Nothing in the data should change when you return it, but leave the pictures out.

Supplied material
•••••

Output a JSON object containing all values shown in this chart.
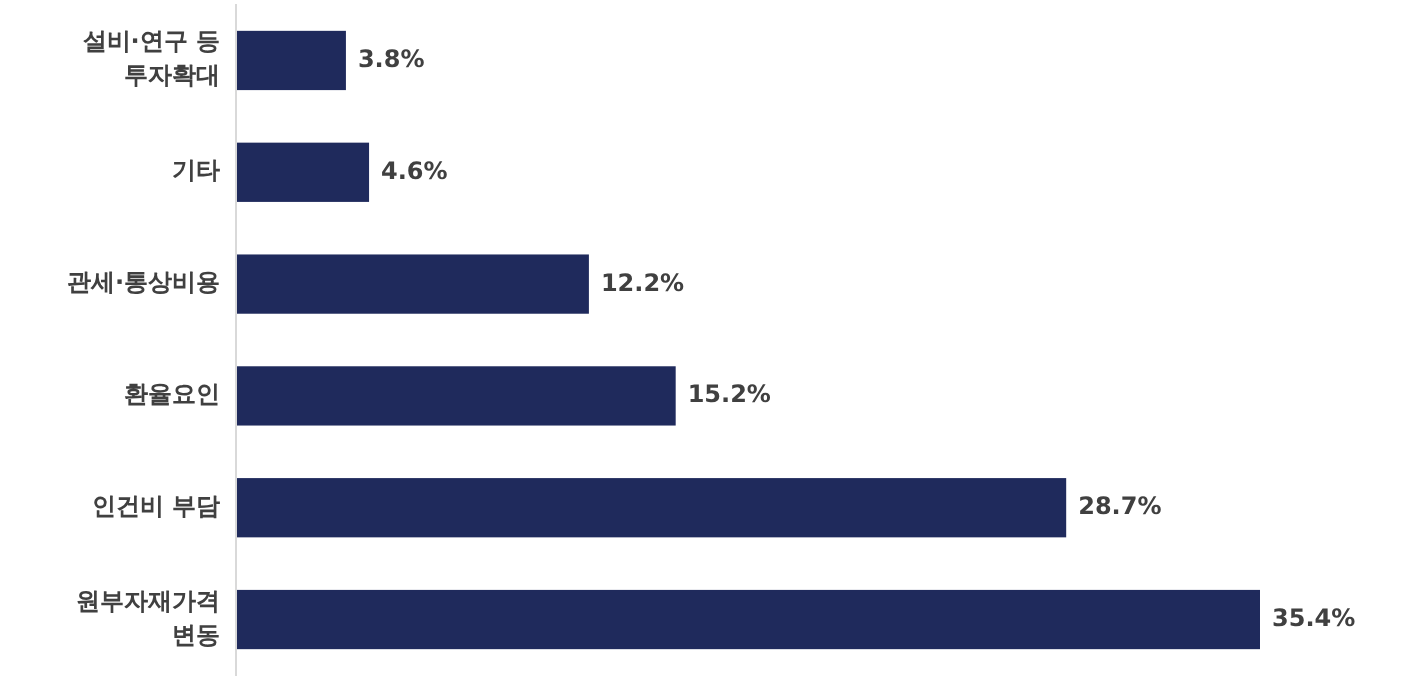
{
  "chart_data": {
    "type": "bar",
    "orientation": "horizontal",
    "categories": [
      "설비·연구 등\n투자확대",
      "기타",
      "관세·통상비용",
      "환율요인",
      "인건비 부담",
      "원부자재가격\n변동"
    ],
    "values": [
      3.8,
      4.6,
      12.2,
      15.2,
      28.7,
      35.4
    ],
    "value_labels": [
      "3.8%",
      "4.6%",
      "12.2%",
      "15.2%",
      "28.7%",
      "35.4%"
    ],
    "color": "#1f2a5c"
  }
}
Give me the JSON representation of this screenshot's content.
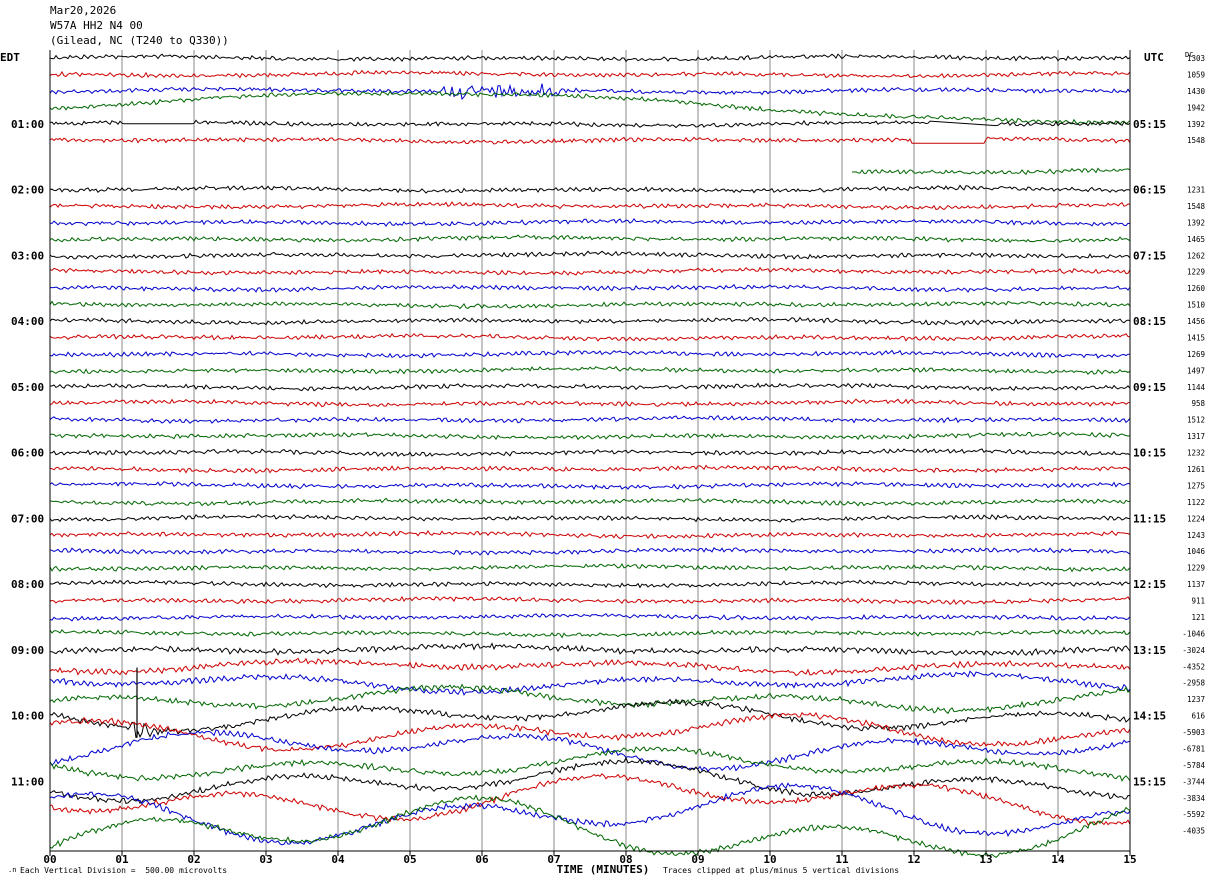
{
  "header": {
    "date": "Mar20,2026",
    "station": "W57A HH2 N4 00",
    "location": "(Gilead, NC (T240 to Q330))"
  },
  "colors": {
    "trace_cycle": [
      "#000000",
      "#cc0000",
      "#0000cc",
      "#006600"
    ],
    "grid": "#888888",
    "axis": "#000000"
  },
  "chart_data": {
    "type": "line",
    "title": "",
    "left_axis_label": "EDT",
    "right_axis_label": "UTC",
    "dc_label": "DC",
    "xlabel": "TIME (MINUTES)",
    "xlim": [
      0,
      15
    ],
    "x_ticks": [
      "00",
      "01",
      "02",
      "03",
      "04",
      "05",
      "06",
      "07",
      "08",
      "09",
      "10",
      "11",
      "12",
      "13",
      "14",
      "15"
    ],
    "left_hour_labels": [
      {
        "label": "01:00",
        "row": 4
      },
      {
        "label": "02:00",
        "row": 8
      },
      {
        "label": "03:00",
        "row": 12
      },
      {
        "label": "04:00",
        "row": 16
      },
      {
        "label": "05:00",
        "row": 20
      },
      {
        "label": "06:00",
        "row": 24
      },
      {
        "label": "07:00",
        "row": 28
      },
      {
        "label": "08:00",
        "row": 32
      },
      {
        "label": "09:00",
        "row": 36
      },
      {
        "label": "10:00",
        "row": 40
      },
      {
        "label": "11:00",
        "row": 44
      }
    ],
    "right_hour_labels": [
      {
        "label": "05:15",
        "row": 4
      },
      {
        "label": "06:15",
        "row": 8
      },
      {
        "label": "07:15",
        "row": 12
      },
      {
        "label": "08:15",
        "row": 16
      },
      {
        "label": "09:15",
        "row": 20
      },
      {
        "label": "10:15",
        "row": 24
      },
      {
        "label": "11:15",
        "row": 28
      },
      {
        "label": "12:15",
        "row": 32
      },
      {
        "label": "13:15",
        "row": 36
      },
      {
        "label": "14:15",
        "row": 40
      },
      {
        "label": "15:15",
        "row": 44
      }
    ],
    "dc_values": [
      "1303",
      "1059",
      "1430",
      "1942",
      "1392",
      "1548",
      "",
      "",
      "1231",
      "1548",
      "1392",
      "1465",
      "1262",
      "1229",
      "1260",
      "1510",
      "1456",
      "1415",
      "1269",
      "1497",
      "1144",
      "958",
      "1512",
      "1317",
      "1232",
      "1261",
      "1275",
      "1122",
      "1224",
      "1243",
      "1046",
      "1229",
      "1137",
      "911",
      "121",
      "-1046",
      "-3024",
      "-4352",
      "-2958",
      "1237",
      "616",
      "-5903",
      "-6781",
      "-5784",
      "-3744",
      "-3834",
      "-5592",
      "-4035"
    ],
    "row_count": 48,
    "footer_left": "Each Vertical Division =  500.00 microvolts",
    "footer_right": "Traces clipped at plus/minus 5 vertical divisions"
  }
}
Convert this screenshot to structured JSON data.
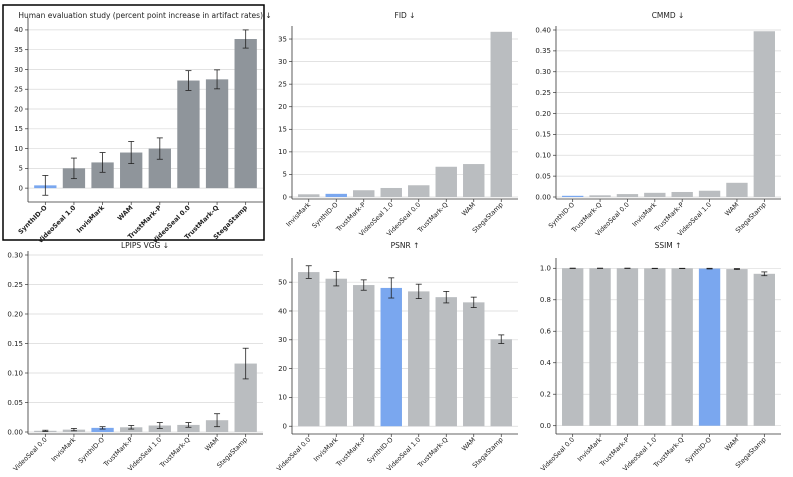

•••••

Answer to the exercise
Output a JSON object containing all values shown in this chart.
{
  "chart_data": {
    "type": "bar",
    "orientation": "horizontal",
    "categories": [
      "설비·연구 등\n투자확대",
      "기타",
      "관세·통상비용",
      "환율요인",
      "인건비 부담",
      "원부자재가격\n변동"
    ],
    "values": [
      3.8,
      4.6,
      12.2,
      15.2,
      28.7,
      35.4
    ],
    "value_labels": [
      "3.8%",
      "4.6%",
      "12.2%",
      "15.2%",
      "28.7%",
      "35.4%"
    ],
    "color": "#1f2a5c"
  }
}
Give me the JSON representation of this screenshot's content.
{
  "header": {
    "date": "Mar20,2026",
    "station": "W57A HH2 N4 00",
    "location": "(Gilead, NC (T240 to Q330))"
  },
  "colors": {
    "trace_cycle": [
      "#000000",
      "#cc0000",
      "#0000cc",
      "#006600"
    ],
    "grid": "#888888",
    "axis": "#000000"
  },
  "chart_data": {
    "type": "line",
    "title": "",
    "left_axis_label": "EDT",
    "right_axis_label": "UTC",
    "dc_label": "DC",
    "xlabel": "TIME (MINUTES)",
    "xlim": [
      0,
      15
    ],
    "x_ticks": [
      "00",
      "01",
      "02",
      "03",
      "04",
      "05",
      "06",
      "07",
      "08",
      "09",
      "10",
      "11",
      "12",
      "13",
      "14",
      "15"
    ],
    "left_hour_labels": [
      {
        "label": "01:00",
        "row": 4
      },
      {
        "label": "02:00",
        "row": 8
      },
      {
        "label": "03:00",
        "row": 12
      },
      {
        "label": "04:00",
        "row": 16
      },
      {
        "label": "05:00",
        "row": 20
      },
      {
        "label": "06:00",
        "row": 24
      },
      {
        "label": "07:00",
        "row": 28
      },
      {
        "label": "08:00",
        "row": 32
      },
      {
        "label": "09:00",
        "row": 36
      },
      {
        "label": "10:00",
        "row": 40
      },
      {
        "label": "11:00",
        "row": 44
      }
    ],
    "right_hour_labels": [
      {
        "label": "05:15",
        "row": 4
      },
      {
        "label": "06:15",
        "row": 8
      },
      {
        "label": "07:15",
        "row": 12
      },
      {
        "label": "08:15",
        "row": 16
      },
      {
        "label": "09:15",
        "row": 20
      },
      {
        "label": "10:15",
        "row": 24
      },
      {
        "label": "11:15",
        "row": 28
      },
      {
        "label": "12:15",
        "row": 32
      },
      {
        "label": "13:15",
        "row": 36
      },
      {
        "label": "14:15",
        "row": 40
      },
      {
        "label": "15:15",
        "row": 44
      }
    ],
    "dc_values": [
      "1303",
      "1059",
      "1430",
      "1942",
      "1392",
      "1548",
      "",
      "",
      "1231",
      "1548",
      "1392",
      "1465",
      "1262",
      "1229",
      "1260",
      "1510",
      "1456",
      "1415",
      "1269",
      "1497",
      "1144",
      "958",
      "1512",
      "1317",
      "1232",
      "1261",
      "1275",
      "1122",
      "1224",
      "1243",
      "1046",
      "1229",
      "1137",
      "911",
      "121",
      "-1046",
      "-3024",
      "-4352",
      "-2958",
      "1237",
      "616",
      "-5903",
      "-6781",
      "-5784",
      "-3744",
      "-3834",
      "-5592",
      "-4035"
    ],
    "row_count": 48,
    "footer_left": "Each Vertical Division =  500.00 microvolts",
    "footer_right": "Traces clipped at plus/minus 5 vertical divisions"
  }
}
Convert this screenshot to structured JSON data.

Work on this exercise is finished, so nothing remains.